Thursday, May 9th 2013 - 05:25 UTC
Full article 29 comments
Cristina Fernandez and Nicolas Maduro  Cristina Fernandez and Nicolas Maduro
Maduro addressing the crowd at a stadium packed with Argentine government militants Maduro addressing the crowd at a stadium packed with Argentine government militants

President Nicolas Maduro said he was a ‘Kirchnerite president’ and the ‘second Peronist president’ of Venezuela during a political rally with Argentine trade unions and militant groups in a packed Buenos Aires stadium to recall the figures of the deceased Hugo Chavez and Nestor Kirchner.

“We have to thank God for having been part of that crusade of two giants of America, such where Nestor Kirchner and Hugo Chavez”, said Maduro at the stadium inviting the crowd to remember “the famous 2005 Americas summit when, had it not been for Kirchner, Lula da Silva and Chavez, we couldn’t have resisted the economic colonization pretended with the FTTAA, the Free Trade of the Americas Association”.

“It had nothing of free or for the Americas; in the very eyes of the devil himself, George Bush, the FTAA was buried in Mar del Plata, thanks to the efforts of our leaders who came to lay the foundations of a new era”, underlined the Venezuelan president.

“I’m calling of the Argentine working class to collect the experience of recovered companies, of a workers government”, said Maduro who added that he also was “a Kirchnerite president because of the legacy from Nestor Kirchner”.

He also confessed his admiration for Peronism (Argentina’s three times populist and nationalistic president Juan Domingo Peron) and pointed out “I am the second Peronist president in Venezuela”.

The first obviously was the late Hugo Chavez also a declared admirer of Peron, Peronism and a strong independent Latinamerica.

Maduro early Thursday ended the second stop of his first Mercosur tour since winning the snap election 14 April by a minimum 1.4% of votes, results which have been challenged by the Venezuelan opposition.

On Tuesday he arrived in Uruguay and early Wednesday left for Argentina where a packed agenda was also waiting for him. From Buenos Aires he flies to Brasilia to meet President Dilma Rousseff, the last of his three countries round.

Following the rally Maduro and his 200-strong delegation were honoured with a farewell dinner by President Cristina Fernandez who recalled South American liberators, Simon Bolivar and Jose de San Martin which she emulated with the deceased Hugo Chavez and Nestor Kirchner.

“It’s a night full of emotions, full of memories” said the Argentine president adding that “this is a night of future. Our time has come and it is now, we must not delay this march that took off 200 years ago and we must double march, the future is calling us, just as it did with Nestor and Hugo and those who will follow them”, said Cristina Fernandez.

The speech was followed by a toast “to the 200 years of history and the men who in these years have known how to confront events of history. Let us toast for our countries”.

**RECORDS:**
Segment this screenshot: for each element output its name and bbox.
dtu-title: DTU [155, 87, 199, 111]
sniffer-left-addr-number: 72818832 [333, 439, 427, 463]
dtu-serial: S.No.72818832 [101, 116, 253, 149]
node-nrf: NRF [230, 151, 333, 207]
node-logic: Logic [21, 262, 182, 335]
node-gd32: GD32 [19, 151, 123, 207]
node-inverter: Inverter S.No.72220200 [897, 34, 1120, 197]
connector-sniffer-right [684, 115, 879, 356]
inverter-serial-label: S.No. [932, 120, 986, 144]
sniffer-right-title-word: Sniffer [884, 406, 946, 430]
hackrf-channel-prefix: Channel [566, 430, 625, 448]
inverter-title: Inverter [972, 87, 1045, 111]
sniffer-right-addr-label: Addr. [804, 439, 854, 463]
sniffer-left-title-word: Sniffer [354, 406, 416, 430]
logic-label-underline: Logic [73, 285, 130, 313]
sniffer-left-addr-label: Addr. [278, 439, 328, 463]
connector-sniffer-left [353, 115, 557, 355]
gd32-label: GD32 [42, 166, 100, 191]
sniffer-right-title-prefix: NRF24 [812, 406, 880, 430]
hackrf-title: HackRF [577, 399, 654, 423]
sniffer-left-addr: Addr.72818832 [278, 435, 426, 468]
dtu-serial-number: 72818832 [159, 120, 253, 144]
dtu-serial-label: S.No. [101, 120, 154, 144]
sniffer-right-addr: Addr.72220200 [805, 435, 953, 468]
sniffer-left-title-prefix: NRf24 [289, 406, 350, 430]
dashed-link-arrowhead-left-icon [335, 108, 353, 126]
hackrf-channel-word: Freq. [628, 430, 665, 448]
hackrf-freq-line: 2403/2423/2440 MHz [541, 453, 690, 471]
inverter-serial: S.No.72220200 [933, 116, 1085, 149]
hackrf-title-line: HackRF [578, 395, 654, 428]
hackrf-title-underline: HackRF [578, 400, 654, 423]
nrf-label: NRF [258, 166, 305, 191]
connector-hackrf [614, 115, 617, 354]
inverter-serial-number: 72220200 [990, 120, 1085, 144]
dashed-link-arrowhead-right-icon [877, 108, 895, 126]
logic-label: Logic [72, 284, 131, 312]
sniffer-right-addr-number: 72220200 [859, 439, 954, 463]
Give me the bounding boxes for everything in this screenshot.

* * *

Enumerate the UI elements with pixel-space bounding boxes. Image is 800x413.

**SET OF TASKS:**
a – According to the article on Maduro's Buenos Aires rally, whom was he to meet in Brasilia?
b – Please copy the part of the article on Maduro's Buenos Aires rally starting with "Maduro early Thursday" and going on through "with the deceased Hugo Chavez and Nestor Kirchner.".

**OUTPUTS:**
a – President Dilma Rousseff.

b –
Maduro early Thursday ended the second stop of his first Mercosur tour since winning the snap election 14 April by a minimum 1.4% of votes, results which have been challenged by the Venezuelan opposition.

On Tuesday he arrived in Uruguay and early Wednesday left for Argentina where a packed agenda was also waiting for him. From Buenos Aires he flies to Brasilia to meet President Dilma Rousseff, the last of his three countries round.

Following the rally Maduro and his 200-strong delegation were honoured with a farewell dinner by President Cristina Fernandez who recalled South American liberators, Simon Bolivar and Jose de San Martin which she emulated with the deceased Hugo Chavez and Nestor Kirchner.